PROBLEM:
From the listing below, copy every line with the word "name".

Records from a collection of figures
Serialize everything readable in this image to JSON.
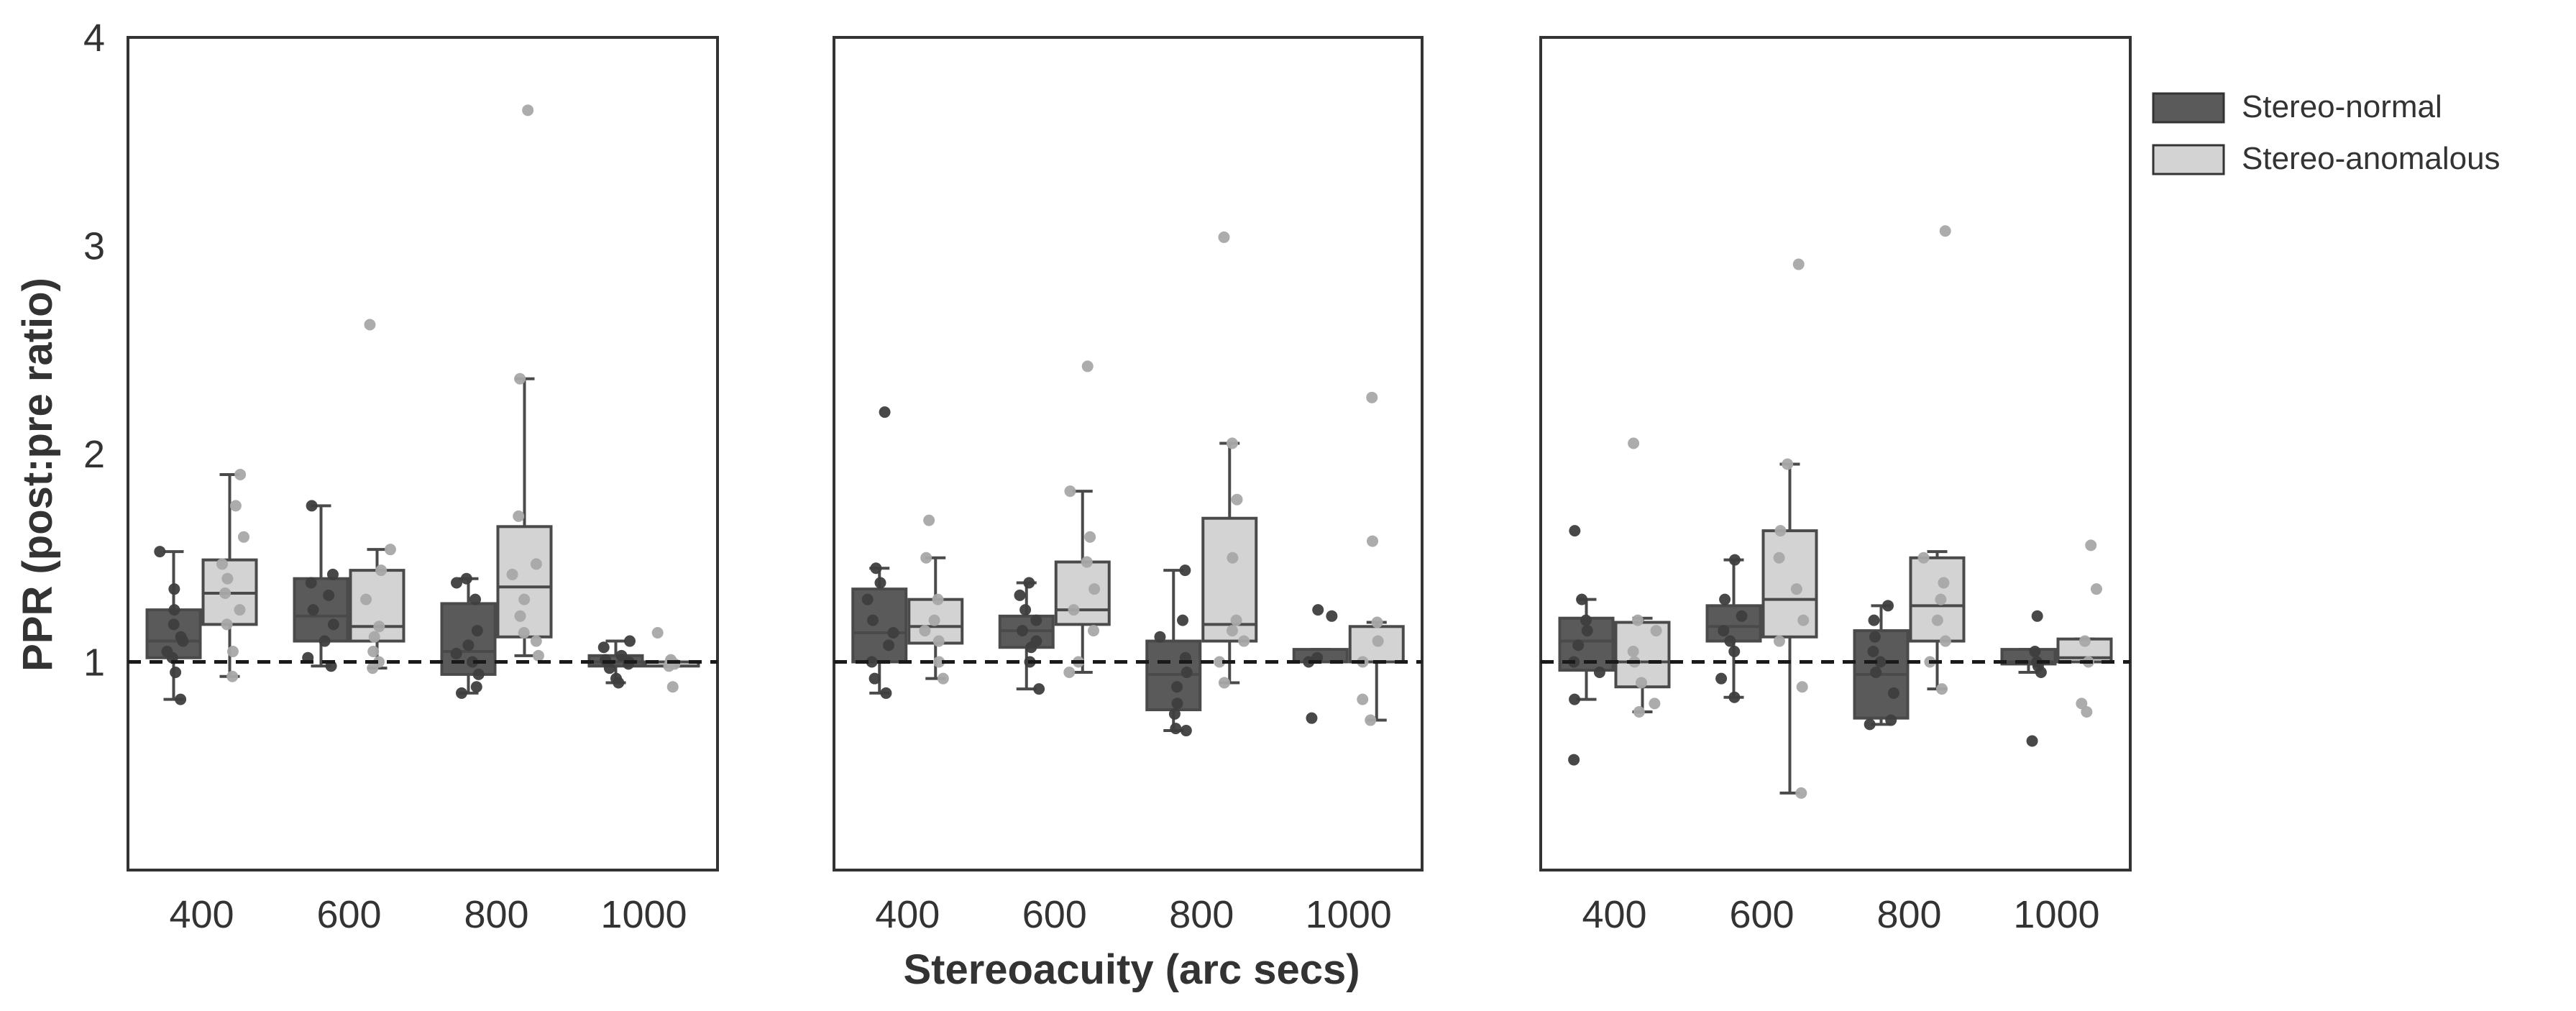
{
  "chart_data": {
    "type": "box",
    "ylabel": "PPR (post:pre ratio)",
    "xlabel": "Stereoacuity (arc secs)",
    "yticks": [
      "1",
      "2",
      "3",
      "4"
    ],
    "ylim": [
      0,
      4
    ],
    "reference_line": 1,
    "categories": [
      "400",
      "600",
      "800",
      "1000"
    ],
    "legend": {
      "position": "top-right",
      "items": [
        {
          "name": "Stereo-normal",
          "color": "#5a5a5a"
        },
        {
          "name": "Stereo-anomalous",
          "color": "#d3d3d3"
        }
      ]
    },
    "panels": [
      {
        "normal": [
          {
            "q1": 1.02,
            "median": 1.1,
            "q3": 1.25,
            "wlo": 0.82,
            "whi": 1.53,
            "pts": [
              0.82,
              0.95,
              1.02,
              1.05,
              1.1,
              1.12,
              1.18,
              1.25,
              1.35,
              1.53
            ]
          },
          {
            "q1": 1.1,
            "median": 1.22,
            "q3": 1.4,
            "wlo": 0.98,
            "whi": 1.75,
            "pts": [
              0.98,
              1.02,
              1.1,
              1.18,
              1.25,
              1.32,
              1.38,
              1.42,
              1.75
            ]
          },
          {
            "q1": 0.94,
            "median": 1.05,
            "q3": 1.28,
            "wlo": 0.85,
            "whi": 1.4,
            "pts": [
              0.85,
              0.88,
              0.94,
              1.0,
              1.04,
              1.08,
              1.15,
              1.3,
              1.38,
              1.4
            ]
          },
          {
            "q1": 0.98,
            "median": 1.0,
            "q3": 1.03,
            "wlo": 0.9,
            "whi": 1.1,
            "pts": [
              0.9,
              0.92,
              0.97,
              0.99,
              1.0,
              1.01,
              1.03,
              1.07,
              1.1
            ]
          }
        ],
        "anomalous": [
          {
            "q1": 1.18,
            "median": 1.33,
            "q3": 1.49,
            "wlo": 0.93,
            "whi": 1.9,
            "pts": [
              0.93,
              1.05,
              1.18,
              1.25,
              1.33,
              1.4,
              1.47,
              1.6,
              1.75,
              1.9
            ]
          },
          {
            "q1": 1.1,
            "median": 1.17,
            "q3": 1.44,
            "wlo": 0.97,
            "whi": 1.54,
            "pts": [
              0.97,
              1.0,
              1.05,
              1.12,
              1.17,
              1.3,
              1.44,
              1.54,
              2.62
            ]
          },
          {
            "q1": 1.12,
            "median": 1.36,
            "q3": 1.65,
            "wlo": 1.03,
            "whi": 2.36,
            "pts": [
              1.03,
              1.1,
              1.14,
              1.22,
              1.3,
              1.42,
              1.47,
              1.7,
              2.36,
              3.65
            ]
          },
          {
            "q1": 0.98,
            "median": 1.0,
            "q3": 1.0,
            "wlo": 0.98,
            "whi": 1.0,
            "pts": [
              0.88,
              0.98,
              0.99,
              1.0,
              1.01,
              1.14
            ]
          }
        ]
      },
      {
        "normal": [
          {
            "q1": 1.0,
            "median": 1.14,
            "q3": 1.35,
            "wlo": 0.85,
            "whi": 1.45,
            "pts": [
              0.85,
              0.92,
              1.0,
              1.08,
              1.14,
              1.2,
              1.3,
              1.38,
              1.45,
              2.2
            ]
          },
          {
            "q1": 1.07,
            "median": 1.15,
            "q3": 1.22,
            "wlo": 0.87,
            "whi": 1.38,
            "pts": [
              0.87,
              1.0,
              1.07,
              1.1,
              1.15,
              1.2,
              1.25,
              1.32,
              1.38
            ]
          },
          {
            "q1": 0.77,
            "median": 0.94,
            "q3": 1.1,
            "wlo": 0.67,
            "whi": 1.44,
            "pts": [
              0.67,
              0.68,
              0.75,
              0.8,
              0.88,
              0.95,
              1.02,
              1.12,
              1.2,
              1.44
            ]
          },
          {
            "q1": 1.0,
            "median": 1.0,
            "q3": 1.06,
            "wlo": 1.0,
            "whi": 1.06,
            "pts": [
              0.73,
              1.0,
              1.02,
              1.22,
              1.25
            ]
          }
        ],
        "anomalous": [
          {
            "q1": 1.09,
            "median": 1.17,
            "q3": 1.3,
            "wlo": 0.92,
            "whi": 1.5,
            "pts": [
              0.92,
              1.0,
              1.1,
              1.15,
              1.2,
              1.3,
              1.5,
              1.68
            ]
          },
          {
            "q1": 1.18,
            "median": 1.25,
            "q3": 1.48,
            "wlo": 0.95,
            "whi": 1.82,
            "pts": [
              0.95,
              1.0,
              1.15,
              1.25,
              1.35,
              1.48,
              1.6,
              1.82,
              2.42
            ]
          },
          {
            "q1": 1.1,
            "median": 1.18,
            "q3": 1.69,
            "wlo": 0.9,
            "whi": 2.05,
            "pts": [
              0.9,
              1.0,
              1.1,
              1.15,
              1.2,
              1.5,
              1.78,
              2.05,
              3.04
            ]
          },
          {
            "q1": 1.0,
            "median": 1.0,
            "q3": 1.17,
            "wlo": 0.72,
            "whi": 1.19,
            "pts": [
              0.72,
              0.82,
              1.0,
              1.1,
              1.19,
              1.58,
              2.27
            ]
          }
        ]
      },
      {
        "normal": [
          {
            "q1": 0.96,
            "median": 1.1,
            "q3": 1.21,
            "wlo": 0.82,
            "whi": 1.3,
            "pts": [
              0.53,
              0.82,
              0.95,
              1.0,
              1.08,
              1.15,
              1.2,
              1.3,
              1.63
            ]
          },
          {
            "q1": 1.1,
            "median": 1.17,
            "q3": 1.27,
            "wlo": 0.83,
            "whi": 1.49,
            "pts": [
              0.83,
              0.92,
              1.05,
              1.1,
              1.15,
              1.22,
              1.3,
              1.49
            ]
          },
          {
            "q1": 0.73,
            "median": 0.94,
            "q3": 1.15,
            "wlo": 0.7,
            "whi": 1.27,
            "pts": [
              0.7,
              0.72,
              0.85,
              0.95,
              1.0,
              1.05,
              1.12,
              1.2,
              1.27
            ]
          },
          {
            "q1": 0.99,
            "median": 1.0,
            "q3": 1.06,
            "wlo": 0.95,
            "whi": 1.06,
            "pts": [
              0.62,
              0.95,
              0.98,
              1.0,
              1.05,
              1.22
            ]
          }
        ],
        "anomalous": [
          {
            "q1": 0.88,
            "median": 1.0,
            "q3": 1.19,
            "wlo": 0.76,
            "whi": 1.21,
            "pts": [
              0.76,
              0.8,
              0.9,
              1.0,
              1.05,
              1.15,
              1.2,
              2.05
            ]
          },
          {
            "q1": 1.12,
            "median": 1.3,
            "q3": 1.63,
            "wlo": 0.37,
            "whi": 1.95,
            "pts": [
              0.37,
              0.88,
              1.1,
              1.2,
              1.35,
              1.5,
              1.63,
              1.95,
              2.91
            ]
          },
          {
            "q1": 1.1,
            "median": 1.27,
            "q3": 1.5,
            "wlo": 0.87,
            "whi": 1.53,
            "pts": [
              0.87,
              1.0,
              1.1,
              1.2,
              1.3,
              1.38,
              1.5,
              3.07
            ]
          },
          {
            "q1": 1.0,
            "median": 1.02,
            "q3": 1.11,
            "wlo": 1.0,
            "whi": 1.11,
            "pts": [
              0.76,
              0.8,
              1.0,
              1.1,
              1.35,
              1.56
            ]
          }
        ]
      }
    ]
  }
}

RESPONSE:
          "name": "Stereo-normal",
          "name": "Stereo-anomalous",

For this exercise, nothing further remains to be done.